EXERCISE: Repeat each entry as written and leave the images out of the copy.

Figure content listings:
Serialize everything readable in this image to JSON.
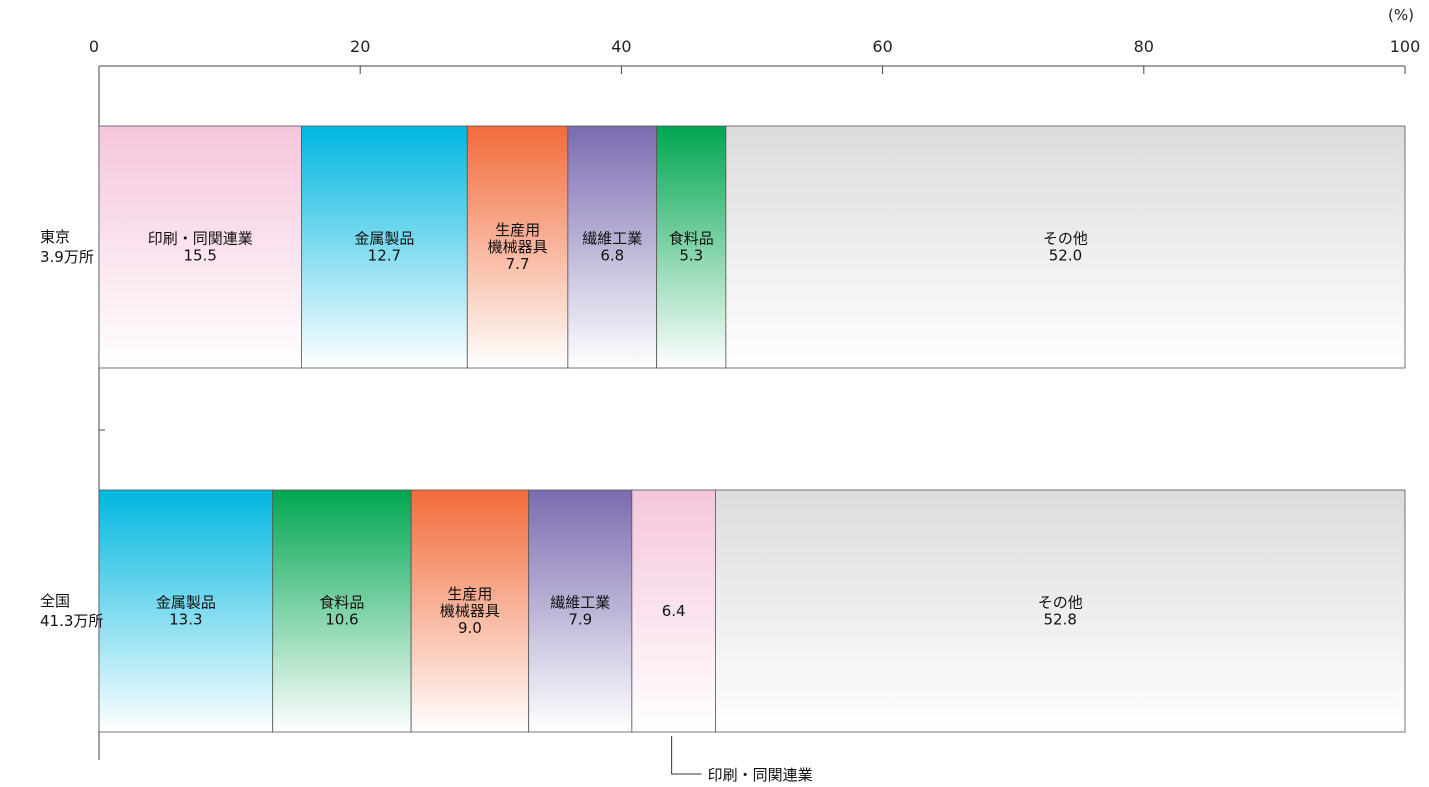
{
  "chart_data": {
    "type": "bar",
    "orientation": "horizontal",
    "stacked": true,
    "unit": "(%)",
    "xlim": [
      0,
      100
    ],
    "x_ticks": [
      0,
      20,
      40,
      60,
      80,
      100
    ],
    "grid": false,
    "rows": [
      {
        "label_lines": [
          "東京",
          "3.9万所"
        ],
        "segments": [
          {
            "label": [
              "印刷・同関連業"
            ],
            "value": 15.5,
            "value_text": "15.5",
            "color": "#f5c6dd"
          },
          {
            "label": [
              "金属製品"
            ],
            "value": 12.7,
            "value_text": "12.7",
            "color": "#00b7e0"
          },
          {
            "label": [
              "生産用",
              "機械器具"
            ],
            "value": 7.7,
            "value_text": "7.7",
            "color": "#f26b3a"
          },
          {
            "label": [
              "繊維工業"
            ],
            "value": 6.8,
            "value_text": "6.8",
            "color": "#7b6bb0"
          },
          {
            "label": [
              "食料品"
            ],
            "value": 5.3,
            "value_text": "5.3",
            "color": "#00a650"
          },
          {
            "label": [
              "その他"
            ],
            "value": 52.0,
            "value_text": "52.0",
            "color": "#dcdcdc"
          }
        ]
      },
      {
        "label_lines": [
          "全国",
          "41.3万所"
        ],
        "segments": [
          {
            "label": [
              "金属製品"
            ],
            "value": 13.3,
            "value_text": "13.3",
            "color": "#00b7e0"
          },
          {
            "label": [
              "食料品"
            ],
            "value": 10.6,
            "value_text": "10.6",
            "color": "#00a650"
          },
          {
            "label": [
              "生産用",
              "機械器具"
            ],
            "value": 9.0,
            "value_text": "9.0",
            "color": "#f26b3a"
          },
          {
            "label": [
              "繊維工業"
            ],
            "value": 7.9,
            "value_text": "7.9",
            "color": "#7b6bb0"
          },
          {
            "label": [],
            "value": 6.4,
            "value_text": "6.4",
            "color": "#f5c6dd",
            "callout": "印刷・同関連業"
          },
          {
            "label": [
              "その他"
            ],
            "value": 52.8,
            "value_text": "52.8",
            "color": "#dcdcdc"
          }
        ]
      }
    ]
  }
}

SOLUTION BELOW:
Serialize everything readable in this image to JSON.
{
  "chart_data": {
    "type": "bar",
    "orientation": "horizontal",
    "stacked": true,
    "unit": "(%)",
    "xlim": [
      0,
      100
    ],
    "x_ticks": [
      0,
      20,
      40,
      60,
      80,
      100
    ],
    "grid": false,
    "rows": [
      {
        "label_lines": [
          "東京",
          "3.9万所"
        ],
        "segments": [
          {
            "label": [
              "印刷・同関連業"
            ],
            "value": 15.5,
            "value_text": "15.5",
            "color": "#f5c6dd"
          },
          {
            "label": [
              "金属製品"
            ],
            "value": 12.7,
            "value_text": "12.7",
            "color": "#00b7e0"
          },
          {
            "label": [
              "生産用",
              "機械器具"
            ],
            "value": 7.7,
            "value_text": "7.7",
            "color": "#f26b3a"
          },
          {
            "label": [
              "繊維工業"
            ],
            "value": 6.8,
            "value_text": "6.8",
            "color": "#7b6bb0"
          },
          {
            "label": [
              "食料品"
            ],
            "value": 5.3,
            "value_text": "5.3",
            "color": "#00a650"
          },
          {
            "label": [
              "その他"
            ],
            "value": 52.0,
            "value_text": "52.0",
            "color": "#dcdcdc"
          }
        ]
      },
      {
        "label_lines": [
          "全国",
          "41.3万所"
        ],
        "segments": [
          {
            "label": [
              "金属製品"
            ],
            "value": 13.3,
            "value_text": "13.3",
            "color": "#00b7e0"
          },
          {
            "label": [
              "食料品"
            ],
            "value": 10.6,
            "value_text": "10.6",
            "color": "#00a650"
          },
          {
            "label": [
              "生産用",
              "機械器具"
            ],
            "value": 9.0,
            "value_text": "9.0",
            "color": "#f26b3a"
          },
          {
            "label": [
              "繊維工業"
            ],
            "value": 7.9,
            "value_text": "7.9",
            "color": "#7b6bb0"
          },
          {
            "label": [],
            "value": 6.4,
            "value_text": "6.4",
            "color": "#f5c6dd",
            "callout": "印刷・同関連業"
          },
          {
            "label": [
              "その他"
            ],
            "value": 52.8,
            "value_text": "52.8",
            "color": "#dcdcdc"
          }
        ]
      }
    ]
  }
}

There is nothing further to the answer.